• **Records from a data collection**:
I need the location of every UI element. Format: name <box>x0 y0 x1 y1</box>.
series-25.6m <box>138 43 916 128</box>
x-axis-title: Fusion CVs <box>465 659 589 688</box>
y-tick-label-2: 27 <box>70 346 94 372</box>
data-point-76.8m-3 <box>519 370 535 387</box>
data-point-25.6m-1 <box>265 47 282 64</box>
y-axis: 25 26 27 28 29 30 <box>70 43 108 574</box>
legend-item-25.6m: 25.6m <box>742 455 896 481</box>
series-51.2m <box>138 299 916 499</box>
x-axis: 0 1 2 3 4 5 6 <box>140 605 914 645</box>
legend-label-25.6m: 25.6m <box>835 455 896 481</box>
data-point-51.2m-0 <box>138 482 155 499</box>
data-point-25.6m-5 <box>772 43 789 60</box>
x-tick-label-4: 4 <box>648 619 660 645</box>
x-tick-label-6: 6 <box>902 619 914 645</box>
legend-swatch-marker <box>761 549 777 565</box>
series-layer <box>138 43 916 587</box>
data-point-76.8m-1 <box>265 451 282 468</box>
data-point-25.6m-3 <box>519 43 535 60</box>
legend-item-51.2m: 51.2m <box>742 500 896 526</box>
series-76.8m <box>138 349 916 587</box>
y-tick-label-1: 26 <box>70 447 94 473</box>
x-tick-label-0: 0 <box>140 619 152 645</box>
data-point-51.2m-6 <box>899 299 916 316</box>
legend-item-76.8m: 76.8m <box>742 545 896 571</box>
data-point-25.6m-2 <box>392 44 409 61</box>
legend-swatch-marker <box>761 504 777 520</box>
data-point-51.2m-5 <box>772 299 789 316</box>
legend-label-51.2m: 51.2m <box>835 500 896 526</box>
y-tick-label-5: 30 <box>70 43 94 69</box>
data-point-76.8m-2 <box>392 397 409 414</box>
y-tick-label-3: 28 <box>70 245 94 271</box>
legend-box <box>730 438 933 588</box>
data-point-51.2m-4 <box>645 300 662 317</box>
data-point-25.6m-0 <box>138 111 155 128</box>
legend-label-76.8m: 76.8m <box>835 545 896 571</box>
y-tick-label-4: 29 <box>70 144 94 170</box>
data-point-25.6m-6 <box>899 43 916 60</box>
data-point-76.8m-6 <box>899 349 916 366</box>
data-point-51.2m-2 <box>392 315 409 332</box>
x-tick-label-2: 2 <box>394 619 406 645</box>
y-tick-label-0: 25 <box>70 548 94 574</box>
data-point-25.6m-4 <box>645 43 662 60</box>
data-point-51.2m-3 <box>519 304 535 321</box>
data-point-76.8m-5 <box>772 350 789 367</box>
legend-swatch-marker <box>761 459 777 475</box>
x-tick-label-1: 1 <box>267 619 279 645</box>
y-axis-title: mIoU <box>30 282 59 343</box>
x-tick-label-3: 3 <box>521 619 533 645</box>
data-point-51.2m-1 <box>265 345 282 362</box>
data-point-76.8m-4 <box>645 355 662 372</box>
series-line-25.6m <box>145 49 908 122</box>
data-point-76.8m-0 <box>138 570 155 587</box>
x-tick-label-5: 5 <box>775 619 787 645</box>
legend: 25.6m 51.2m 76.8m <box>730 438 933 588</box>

• **Aim of the task**: Rewrite all of the lines above, replacing every occurrence of "legend-swatch-marker" with "legend-marker-icon" and leaving everything else unchanged.

• **Solution**:
I need the location of every UI element. Format: name <box>x0 y0 x1 y1</box>.
series-25.6m <box>138 43 916 128</box>
x-axis-title: Fusion CVs <box>465 659 589 688</box>
y-tick-label-2: 27 <box>70 346 94 372</box>
data-point-76.8m-3 <box>519 370 535 387</box>
data-point-25.6m-1 <box>265 47 282 64</box>
y-axis: 25 26 27 28 29 30 <box>70 43 108 574</box>
legend-item-25.6m: 25.6m <box>742 455 896 481</box>
series-51.2m <box>138 299 916 499</box>
x-axis: 0 1 2 3 4 5 6 <box>140 605 914 645</box>
legend-label-25.6m: 25.6m <box>835 455 896 481</box>
data-point-51.2m-0 <box>138 482 155 499</box>
data-point-25.6m-5 <box>772 43 789 60</box>
x-tick-label-4: 4 <box>648 619 660 645</box>
x-tick-label-6: 6 <box>902 619 914 645</box>
legend-marker-icon <box>761 549 777 565</box>
series-layer <box>138 43 916 587</box>
data-point-76.8m-1 <box>265 451 282 468</box>
data-point-25.6m-3 <box>519 43 535 60</box>
legend-item-51.2m: 51.2m <box>742 500 896 526</box>
series-76.8m <box>138 349 916 587</box>
y-tick-label-1: 26 <box>70 447 94 473</box>
x-tick-label-0: 0 <box>140 619 152 645</box>
data-point-51.2m-6 <box>899 299 916 316</box>
legend-item-76.8m: 76.8m <box>742 545 896 571</box>
data-point-25.6m-2 <box>392 44 409 61</box>
legend-marker-icon <box>761 504 777 520</box>
data-point-51.2m-5 <box>772 299 789 316</box>
legend-label-51.2m: 51.2m <box>835 500 896 526</box>
y-tick-label-5: 30 <box>70 43 94 69</box>
data-point-76.8m-2 <box>392 397 409 414</box>
y-tick-label-3: 28 <box>70 245 94 271</box>
legend-box <box>730 438 933 588</box>
data-point-51.2m-4 <box>645 300 662 317</box>
data-point-25.6m-0 <box>138 111 155 128</box>
legend-label-76.8m: 76.8m <box>835 545 896 571</box>
y-tick-label-4: 29 <box>70 144 94 170</box>
data-point-25.6m-6 <box>899 43 916 60</box>
data-point-76.8m-6 <box>899 349 916 366</box>
data-point-51.2m-2 <box>392 315 409 332</box>
x-tick-label-2: 2 <box>394 619 406 645</box>
y-tick-label-0: 25 <box>70 548 94 574</box>
data-point-25.6m-4 <box>645 43 662 60</box>
data-point-51.2m-3 <box>519 304 535 321</box>
data-point-76.8m-5 <box>772 350 789 367</box>
legend-marker-icon <box>761 459 777 475</box>
x-tick-label-1: 1 <box>267 619 279 645</box>
y-axis-title: mIoU <box>30 282 59 343</box>
x-tick-label-3: 3 <box>521 619 533 645</box>
data-point-51.2m-1 <box>265 345 282 362</box>
data-point-76.8m-4 <box>645 355 662 372</box>
series-line-25.6m <box>145 49 908 122</box>
data-point-76.8m-0 <box>138 570 155 587</box>
x-tick-label-5: 5 <box>775 619 787 645</box>
legend: 25.6m 51.2m 76.8m <box>730 438 933 588</box>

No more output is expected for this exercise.